● **DIRECTIONS FOR THIS TASK**:
Using the entries that follow, report the number of lines that include the string "Beauchamp", without any other text.

● **SUPPLIED INFORMATION**:

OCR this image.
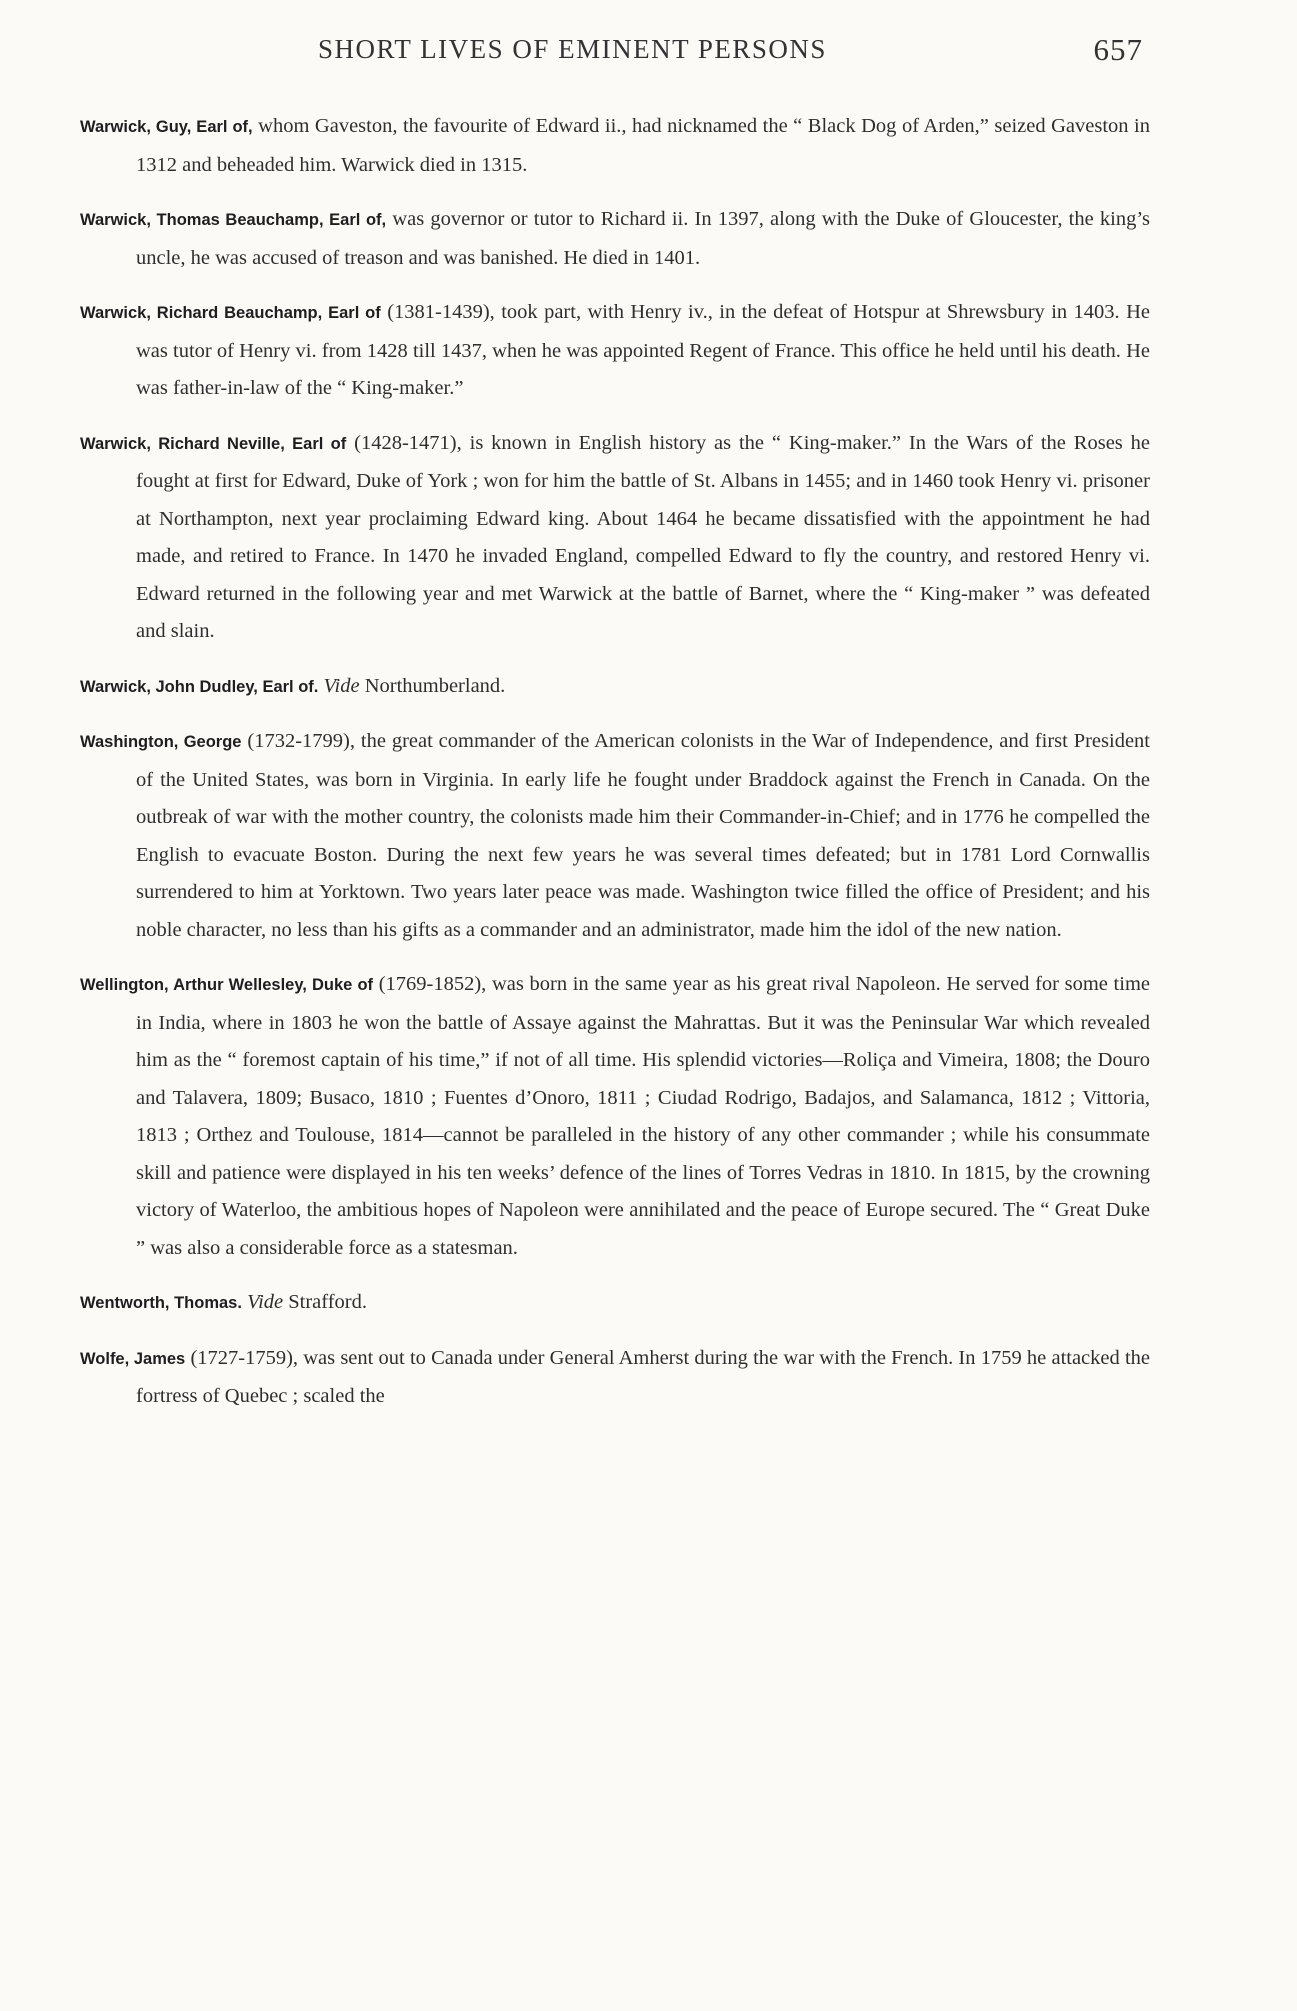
SHORT LIVES OF EMINENT PERSONS	657

Warwick, Guy, Earl of, whom Gaveston, the favourite of Edward ii., had nicknamed the “ Black Dog of Arden,” seized Gaveston in 1312 and beheaded him. Warwick died in 1315.

Warwick, Thomas Beauchamp, Earl of, was governor or tutor to Richard ii. In 1397, along with the Duke of Gloucester, the king’s uncle, he was accused of treason and was banished. He died in 1401.

Warwick, Richard Beauchamp, Earl of (1381-1439), took part, with Henry iv., in the defeat of Hotspur at Shrewsbury in 1403. He was tutor of Henry vi. from 1428 till 1437, when he was appointed Regent of France. This office he held until his death. He was father-in-law of the “ King-maker.”

Warwick, Richard Neville, Earl of (1428-1471), is known in English history as the “ King-maker.” In the Wars of the Roses he fought at first for Edward, Duke of York ; won for him the battle of St. Albans in 1455; and in 1460 took Henry vi. prisoner at Northampton, next year proclaiming Edward king. About 1464 he became dissatisfied with the appointment he had made, and retired to France. In 1470 he invaded England, compelled Edward to fly the country, and restored Henry vi. Edward returned in the following year and met Warwick at the battle of Barnet, where the “ King-maker ” was defeated and slain.

Warwick, John Dudley, Earl of. Vide Northumberland.

Washington, George (1732-1799), the great commander of the American colonists in the War of Independence, and first President of the United States, was born in Virginia. In early life he fought under Braddock against the French in Canada. On the outbreak of war with the mother country, the colonists made him their Commander-in-Chief; and in 1776 he compelled the English to evacuate Boston. During the next few years he was several times defeated; but in 1781 Lord Cornwallis surrendered to him at Yorktown. Two years later peace was made. Washington twice filled the office of President; and his noble character, no less than his gifts as a commander and an administrator, made him the idol of the new nation.

Wellington, Arthur Wellesley, Duke of (1769-1852), was born in the same year as his great rival Napoleon. He served for some time in India, where in 1803 he won the battle of Assaye against the Mahrattas. But it was the Peninsular War which revealed him as the “ foremost captain of his time,” if not of all time. His splendid victories—Roliça and Vimeira, 1808; the Douro and Talavera, 1809; Busaco, 1810 ; Fuentes d’Onoro, 1811 ; Ciudad Rodrigo, Badajos, and Salamanca, 1812 ; Vittoria, 1813 ; Orthez and Toulouse, 1814—cannot be paralleled in the history of any other commander ; while his consummate skill and patience were displayed in his ten weeks’ defence of the lines of Torres Vedras in 1810. In 1815, by the crowning victory of Waterloo, the ambitious hopes of Napoleon were annihilated and the peace of Europe secured. The “ Great Duke ” was also a considerable force as a statesman.

Wentworth, Thomas. Vide Strafford.

Wolfe, James (1727-1759), was sent out to Canada under General Amherst during the war with the French. In 1759 he attacked the fortress of Quebec ; scaled the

● **THE COMPLETED TASK**:
2